▶ _CHALLENGE_
The records below are to be copied word for word, with every picture left out.
:::
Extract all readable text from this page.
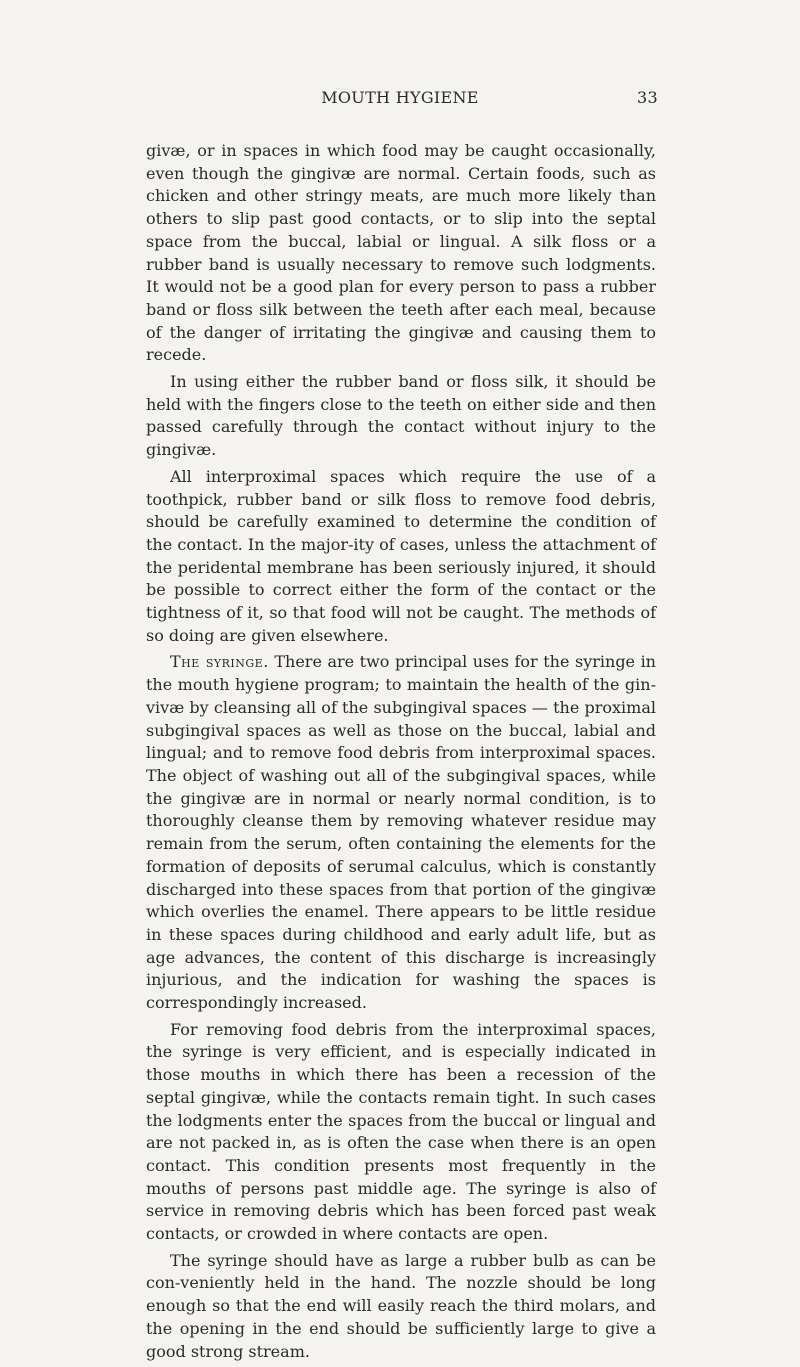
MOUTH HYGIENE	33

givæ, or in spaces in which food may be caught occasionally, even though the gingivæ are normal. Certain foods, such as chicken and other stringy meats, are much more likely than others to slip past good contacts, or to slip into the septal space from the buccal, labial or lingual. A silk floss or a rubber band is usually necessary to remove such lodgments. It would not be a good plan for every person to pass a rubber band or floss silk between the teeth after each meal, because of the danger of irritating the gingivæ and causing them to recede.

In using either the rubber band or floss silk, it should be held with the fingers close to the teeth on either side and then passed carefully through the contact without injury to the gingivæ.

All interproximal spaces which require the use of a toothpick, rubber band or silk floss to remove food debris, should be carefully examined to determine the condition of the contact. In the major-ity of cases, unless the attachment of the peridental membrane has been seriously injured, it should be possible to correct either the form of the contact or the tightness of it, so that food will not be caught. The methods of so doing are given elsewhere.

The syringe. There are two principal uses for the syringe in the mouth hygiene program; to maintain the health of the gin-vivæ by cleansing all of the subgingival spaces — the proximal subgingival spaces as well as those on the buccal, labial and lingual; and to remove food debris from interproximal spaces. The object of washing out all of the subgingival spaces, while the gingivæ are in normal or nearly normal condition, is to thoroughly cleanse them by removing whatever residue may remain from the serum, often containing the elements for the formation of deposits of serumal calculus, which is constantly discharged into these spaces from that portion of the gingivæ which overlies the enamel. There appears to be little residue in these spaces during childhood and early adult life, but as age advances, the content of this discharge is increasingly injurious, and the indication for washing the spaces is correspondingly increased.

For removing food debris from the interproximal spaces, the syringe is very efficient, and is especially indicated in those mouths in which there has been a recession of the septal gingivæ, while the contacts remain tight. In such cases the lodgments enter the spaces from the buccal or lingual and are not packed in, as is often the case when there is an open contact. This condition presents most frequently in the mouths of persons past middle age. The syringe is also of service in removing debris which has been forced past weak contacts, or crowded in where contacts are open.

The syringe should have as large a rubber bulb as can be con-veniently held in the hand. The nozzle should be long enough so that the end will easily reach the third molars, and the opening in the end should be sufficiently large to give a good strong stream.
:::
▶ _COMPLETED TASK_
Extract all readable text from this page.
MOUTH HYGIENE	33

givæ, or in spaces in which food may be caught occasionally, even though the gingivæ are normal. Certain foods, such as chicken and other stringy meats, are much more likely than others to slip past good contacts, or to slip into the septal space from the buccal, labial or lingual. A silk floss or a rubber band is usually necessary to remove such lodgments. It would not be a good plan for every person to pass a rubber band or floss silk between the teeth after each meal, because of the danger of irritating the gingivæ and causing them to recede.

In using either the rubber band or floss silk, it should be held with the fingers close to the teeth on either side and then passed carefully through the contact without injury to the gingivæ.

All interproximal spaces which require the use of a toothpick, rubber band or silk floss to remove food debris, should be carefully examined to determine the condition of the contact. In the major-ity of cases, unless the attachment of the peridental membrane has been seriously injured, it should be possible to correct either the form of the contact or the tightness of it, so that food will not be caught. The methods of so doing are given elsewhere.

The syringe. There are two principal uses for the syringe in the mouth hygiene program; to maintain the health of the gin-vivæ by cleansing all of the subgingival spaces — the proximal subgingival spaces as well as those on the buccal, labial and lingual; and to remove food debris from interproximal spaces. The object of washing out all of the subgingival spaces, while the gingivæ are in normal or nearly normal condition, is to thoroughly cleanse them by removing whatever residue may remain from the serum, often containing the elements for the formation of deposits of serumal calculus, which is constantly discharged into these spaces from that portion of the gingivæ which overlies the enamel. There appears to be little residue in these spaces during childhood and early adult life, but as age advances, the content of this discharge is increasingly injurious, and the indication for washing the spaces is correspondingly increased.

For removing food debris from the interproximal spaces, the syringe is very efficient, and is especially indicated in those mouths in which there has been a recession of the septal gingivæ, while the contacts remain tight. In such cases the lodgments enter the spaces from the buccal or lingual and are not packed in, as is often the case when there is an open contact. This condition presents most frequently in the mouths of persons past middle age. The syringe is also of service in removing debris which has been forced past weak contacts, or crowded in where contacts are open.

The syringe should have as large a rubber bulb as can be con-veniently held in the hand. The nozzle should be long enough so that the end will easily reach the third molars, and the opening in the end should be sufficiently large to give a good strong stream.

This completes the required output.